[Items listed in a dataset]
-------------------------

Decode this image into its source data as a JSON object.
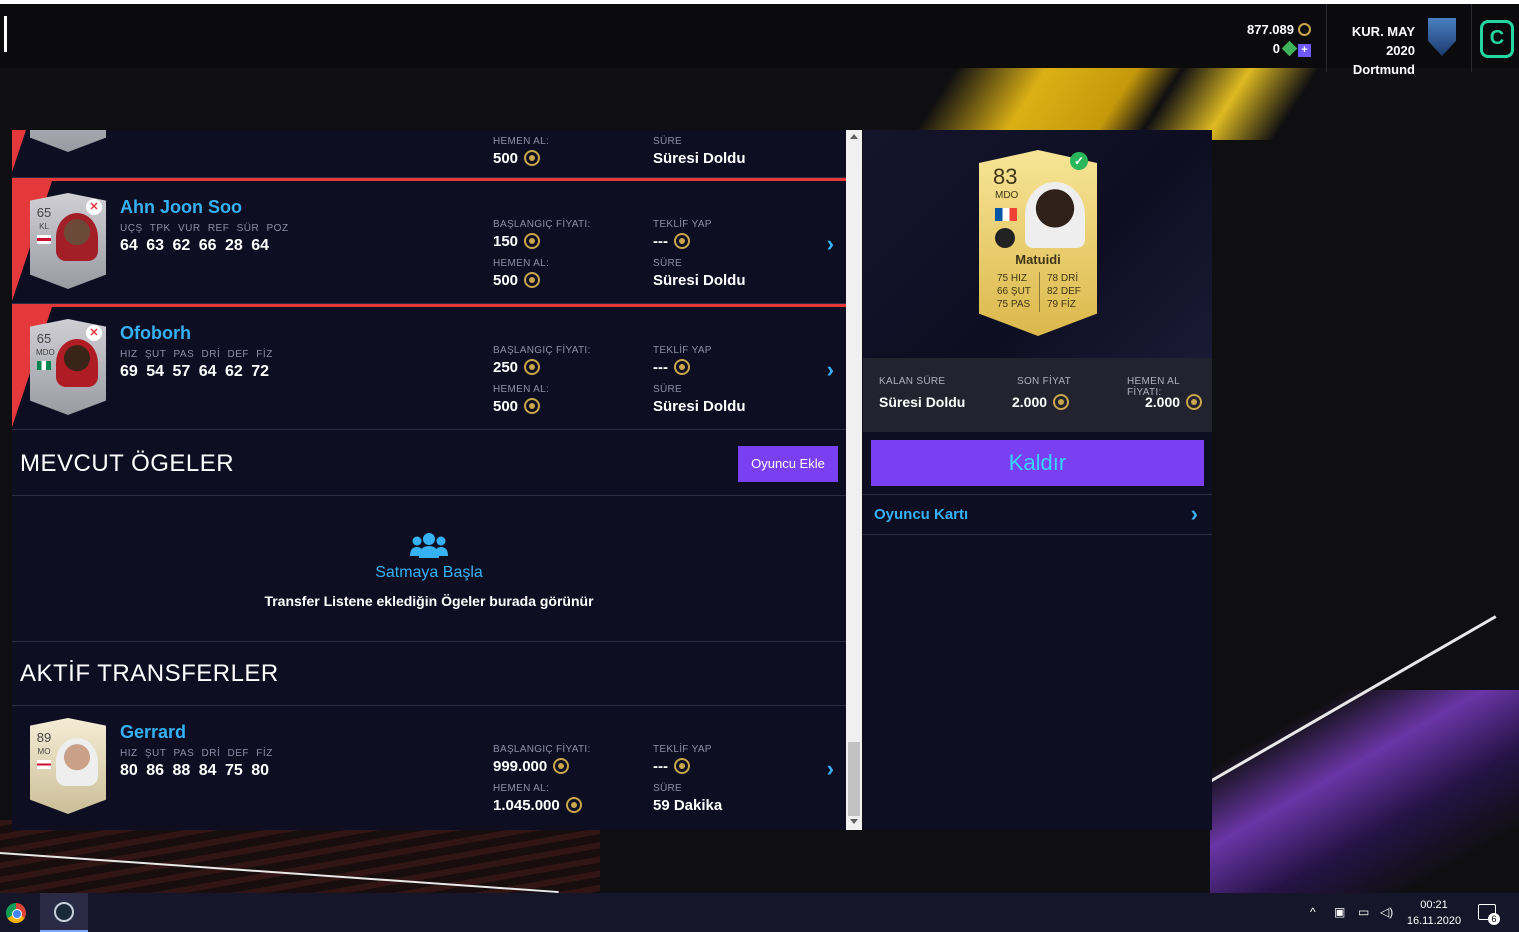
{
  "topbar": {
    "coins": "877.089",
    "points": "0",
    "season": "KUR. MAY 2020",
    "club": "Dortmund"
  },
  "items": [
    {
      "name": "",
      "label_a": "HEMEN AL:",
      "value_a": "500",
      "label_b": "SÜRE",
      "value_b": "Süresi Doldu"
    },
    {
      "name": "Ahn Joon Soo",
      "rating": "65",
      "position": "KL",
      "stat_labels": "UÇŞ TPK VUR REF SÜR POZ",
      "stat_values": "64 63 62 66 28 64",
      "start_label": "BAŞLANGIÇ FİYATI:",
      "start_price": "150",
      "bid_label": "TEKLİF YAP",
      "bid": "---",
      "buynow_label": "HEMEN AL:",
      "buynow": "500",
      "time_label": "SÜRE",
      "time": "Süresi Doldu"
    },
    {
      "name": "Ofoborh",
      "rating": "65",
      "position": "MDO",
      "stat_labels": "HIZ ŞUT PAS DRİ DEF FİZ",
      "stat_values": "69 54 57 64 62 72",
      "start_label": "BAŞLANGIÇ FİYATI:",
      "start_price": "250",
      "bid_label": "TEKLİF YAP",
      "bid": "---",
      "buynow_label": "HEMEN AL:",
      "buynow": "500",
      "time_label": "SÜRE",
      "time": "Süresi Doldu"
    }
  ],
  "available": {
    "title": "MEVCUT ÖGELER",
    "add_button": "Oyuncu Ekle",
    "empty_title": "Satmaya Başla",
    "empty_text": "Transfer Listene eklediğin Ögeler burada görünür"
  },
  "active": {
    "title": "AKTİF TRANSFERLER",
    "item": {
      "name": "Gerrard",
      "rating": "89",
      "position": "MO",
      "stat_labels": "HIZ ŞUT PAS DRİ DEF FİZ",
      "stat_values": "80 86 88 84 75 80",
      "start_label": "BAŞLANGIÇ FİYATI:",
      "start_price": "999.000",
      "bid_label": "TEKLİF YAP",
      "bid": "---",
      "buynow_label": "HEMEN AL:",
      "buynow": "1.045.000",
      "time_label": "SÜRE",
      "time": "59 Dakika"
    }
  },
  "detail": {
    "card": {
      "rating": "83",
      "position": "MDO",
      "name": "Matuidi",
      "stats_left": [
        "75 HIZ",
        "66 ŞUT",
        "75 PAS"
      ],
      "stats_right": [
        "78 DRİ",
        "82 DEF",
        "79 FİZ"
      ]
    },
    "remaining_label": "KALAN SÜRE",
    "remaining": "Süresi Doldu",
    "last_price_label": "SON FİYAT",
    "last_price": "2.000",
    "buynow_label": "HEMEN AL FİYATI:",
    "buynow": "2.000",
    "remove_button": "Kaldır",
    "player_card_link": "Oyuncu Kartı"
  },
  "taskbar": {
    "time": "00:21",
    "date": "16.11.2020",
    "notifications": "6"
  }
}
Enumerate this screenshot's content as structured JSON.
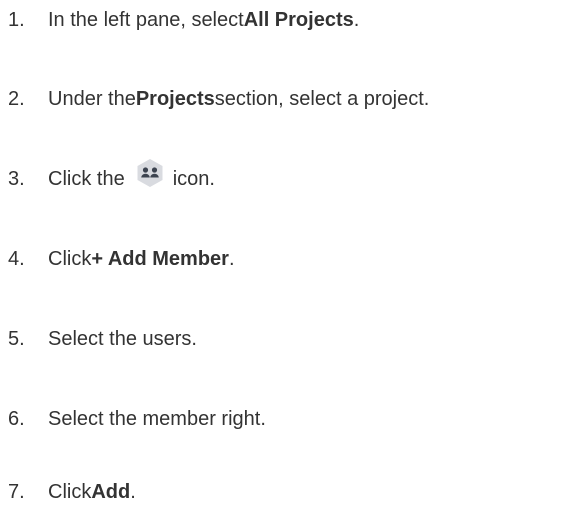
{
  "steps": [
    {
      "number": "1.",
      "before": "In the left pane, select ",
      "bold": "All Projects",
      "after": "."
    },
    {
      "number": "2.",
      "before": "Under the ",
      "bold": "Projects",
      "after": " section, select a project."
    },
    {
      "number": "3.",
      "before": "Click the ",
      "icon": "members-icon",
      "after": " icon."
    },
    {
      "number": "4.",
      "before": "Click ",
      "bold": "+ Add Member",
      "after": "."
    },
    {
      "number": "5.",
      "text": "Select the users."
    },
    {
      "number": "6.",
      "text": "Select the member right."
    },
    {
      "number": "7.",
      "before": "Click ",
      "bold": "Add",
      "after": "."
    }
  ],
  "colors": {
    "text": "#333333",
    "icon_hex": "#d9dbe0",
    "icon_glyph": "#3d4450"
  }
}
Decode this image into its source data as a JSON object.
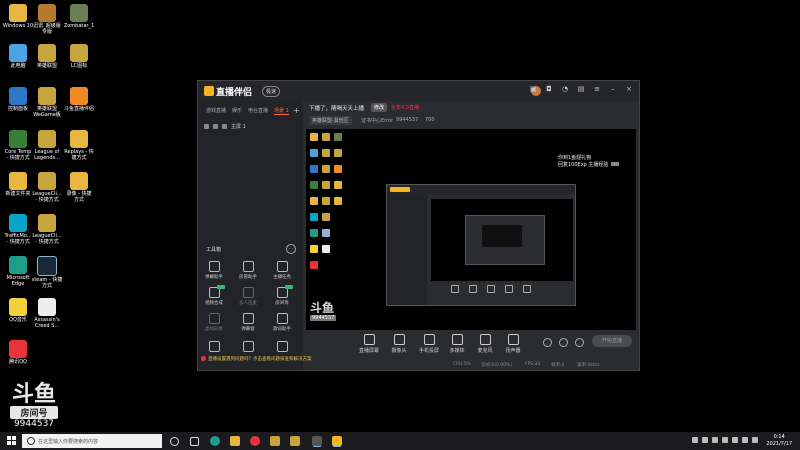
{
  "desktop": {
    "icons": [
      {
        "label": "Windows 10",
        "icon": "folder-icon",
        "color": "#e8b640"
      },
      {
        "label": "迅雷_超级版\n专版",
        "icon": "game-icon",
        "color": "#b57a2e"
      },
      {
        "label": "Zombatar_1",
        "icon": "zombatar-icon",
        "color": "#6b7d52"
      },
      {
        "label": "此电脑",
        "icon": "pc-icon",
        "color": "#4ba3e3"
      },
      {
        "label": "英雄联盟",
        "icon": "lol-icon",
        "color": "#c8a53c"
      },
      {
        "label": "LC图标",
        "icon": "lol-icon",
        "color": "#c8a53c"
      },
      {
        "label": "控制面板",
        "icon": "control-panel-icon",
        "color": "#2d77c9"
      },
      {
        "label": "英雄联盟\nWeGame版",
        "icon": "lol-icon",
        "color": "#c8a53c"
      },
      {
        "label": "斗鱼直播伴侣",
        "icon": "question-icon",
        "color": "#f08a24"
      },
      {
        "label": "Core Temp\n- 快捷方式",
        "icon": "cpu-icon",
        "color": "#3a7e3a"
      },
      {
        "label": "League of\nLegends...",
        "icon": "lol-icon",
        "color": "#c8a53c"
      },
      {
        "label": "Replays - 快\n捷方式",
        "icon": "folder-icon",
        "color": "#e8b640"
      },
      {
        "label": "新建文件夹",
        "icon": "folder-icon",
        "color": "#e8b640"
      },
      {
        "label": "LeagueCli...\n- 快捷方式",
        "icon": "lol-icon",
        "color": "#c8a53c"
      },
      {
        "label": "录像 - 快捷\n方式",
        "icon": "folder-icon",
        "color": "#e8b640"
      },
      {
        "label": "TrafficMo...\n- 快捷方式",
        "icon": "traffic-icon",
        "color": "#0aa3c9"
      },
      {
        "label": "LeagueCli...\n- 快捷方式",
        "icon": "lol-icon",
        "color": "#c8a53c"
      },
      {
        "label": "Microsoft\nEdge",
        "icon": "edge-icon",
        "color": "#1f9d8b"
      },
      {
        "label": "steam - 快捷\n方式",
        "icon": "steam-icon",
        "color": "#1b2838"
      },
      {
        "label": "QQ音乐",
        "icon": "qq-music-icon",
        "color": "#f2d13a"
      },
      {
        "label": "Assassin's\nCreed S...",
        "icon": "document-icon",
        "color": "#eeeeee"
      },
      {
        "label": "腾讯QQ",
        "icon": "tencent-qq-icon",
        "color": "#e8333b"
      }
    ],
    "douyu": {
      "logo": "斗鱼",
      "room_label": "房间号",
      "room_id": "9944537"
    }
  },
  "window": {
    "app_name": "直播伴侣",
    "app_tag": "极速",
    "tabs": [
      "游戏直播",
      "娱乐",
      "电台直播",
      "场景 1"
    ],
    "scene_label": "主屏 1",
    "room_title": "下播了，随喝天天上播",
    "edit_label": "修改",
    "room_tags": "全年4.0直播",
    "category": "英雄联盟-其他区",
    "stats": [
      "证书中心Error",
      "9944537",
      "700"
    ],
    "tools_title": "工具箱",
    "tools": [
      {
        "label": "弹幕助手",
        "dim": false,
        "badge": false
      },
      {
        "label": "房管助手",
        "dim": false,
        "badge": false
      },
      {
        "label": "主播任务",
        "dim": false,
        "badge": false
      },
      {
        "label": "视频合成",
        "dim": false,
        "badge": true
      },
      {
        "label": "多人连麦",
        "dim": true,
        "badge": false
      },
      {
        "label": "房间等",
        "dim": false,
        "badge": true
      },
      {
        "label": "虚拟形象",
        "dim": true,
        "badge": false
      },
      {
        "label": "弹幕窗",
        "dim": false,
        "badge": false
      },
      {
        "label": "歌词助手",
        "dim": false,
        "badge": false
      }
    ],
    "preview_note": [
      "你到1鱼翅礼物",
      "回复100Exp 主播经验"
    ],
    "controls": [
      {
        "label": "直播屏幕",
        "icon": "screen-icon"
      },
      {
        "label": "摄像头",
        "icon": "camera-icon"
      },
      {
        "label": "手机投屏",
        "icon": "phone-cast-icon"
      },
      {
        "label": "多媒体",
        "icon": "media-icon"
      },
      {
        "label": "麦克风",
        "icon": "mic-icon"
      },
      {
        "label": "扬声器",
        "icon": "speaker-icon"
      }
    ],
    "start_label": "开始直播",
    "status": [
      "CPU:5%",
      "丢帧:0(0.00%)",
      "FPS:30",
      "帧率:0",
      "速率:0kb/s"
    ],
    "notice": "直播设置遇到问题吗？点击查看问题排查和解决方案"
  },
  "taskbar": {
    "search_placeholder": "在这里输入你要搜索的内容",
    "time": "0:14",
    "date": "2021/7/17"
  }
}
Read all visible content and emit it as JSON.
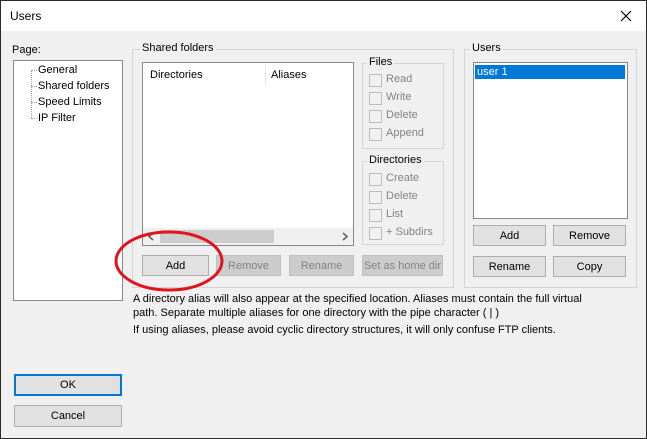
{
  "window": {
    "title": "Users"
  },
  "page_label": "Page:",
  "pages": [
    "General",
    "Shared folders",
    "Speed Limits",
    "IP Filter"
  ],
  "shared": {
    "group_title": "Shared folders",
    "columns": {
      "directories": "Directories",
      "aliases": "Aliases"
    },
    "add": "Add",
    "remove": "Remove",
    "rename": "Rename",
    "set_home": "Set as home dir"
  },
  "files": {
    "title": "Files",
    "options": [
      "Read",
      "Write",
      "Delete",
      "Append"
    ]
  },
  "directories": {
    "title": "Directories",
    "options": [
      "Create",
      "Delete",
      "List",
      "+ Subdirs"
    ]
  },
  "users": {
    "title": "Users",
    "list": [
      "user 1"
    ],
    "add": "Add",
    "remove": "Remove",
    "rename": "Rename",
    "copy": "Copy"
  },
  "notes": {
    "line1": "A directory alias will also appear at the specified location. Aliases must contain the full virtual",
    "line2": "path. Separate multiple aliases for one directory with the pipe character ( | )",
    "line3": "If using aliases, please avoid cyclic directory structures, it will only confuse FTP clients."
  },
  "ok": "OK",
  "cancel": "Cancel",
  "colors": {
    "selection": "#0078d7",
    "annotation": "#e0141e"
  }
}
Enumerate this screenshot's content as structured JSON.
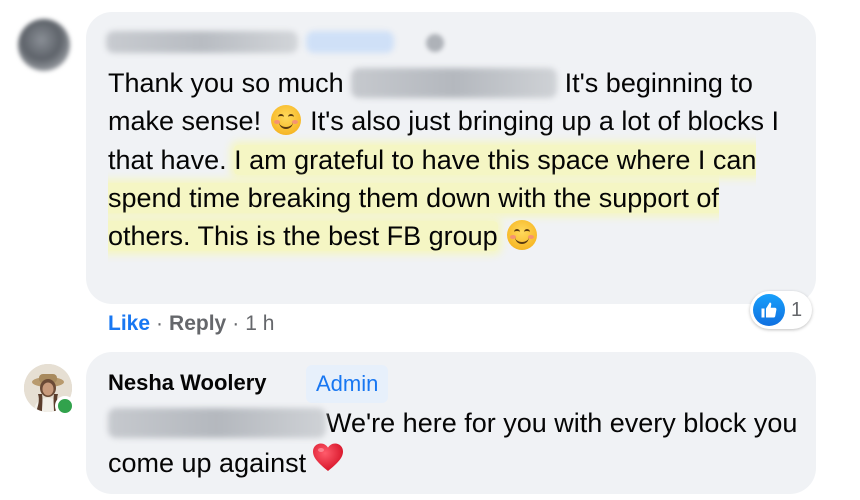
{
  "comment1": {
    "text_before_mention": "Thank you so much",
    "text_after_mention": " It's beginning to make sense!",
    "text_after_emoji": " It's also just bringing up a lot of blocks I that have. ",
    "highlighted_text": "I am grateful to have this space where I can spend time breaking them down with the support of others. This is the best FB group",
    "emoji_1": "smiling-face-icon",
    "emoji_2": "smiling-face-icon",
    "actions": {
      "like_label": "Like",
      "reply_label": "Reply",
      "separator": "·",
      "time": "1 h"
    },
    "reaction": {
      "icon": "like-icon",
      "count": "1"
    }
  },
  "comment2": {
    "author": "Nesha Woolery",
    "badge": "Admin",
    "text": "We're here for you with every block you come up against",
    "emoji": "red-heart-icon",
    "online": true
  },
  "colors": {
    "bubble": "#f0f2f5",
    "link_blue": "#1877f2",
    "meta_gray": "#65676b",
    "highlight": "#f5f6c4",
    "online_green": "#31a24c"
  }
}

-------------------------

What is required
Which lines hold the word "also"? Copy every one of them.

Answer to the exercise
    "line1": "A directory alias will also appear at the specified location. Aliases must contain the full virtual",
    "text_after_emoji": " It's also just bringing up a lot of blocks I that have. ",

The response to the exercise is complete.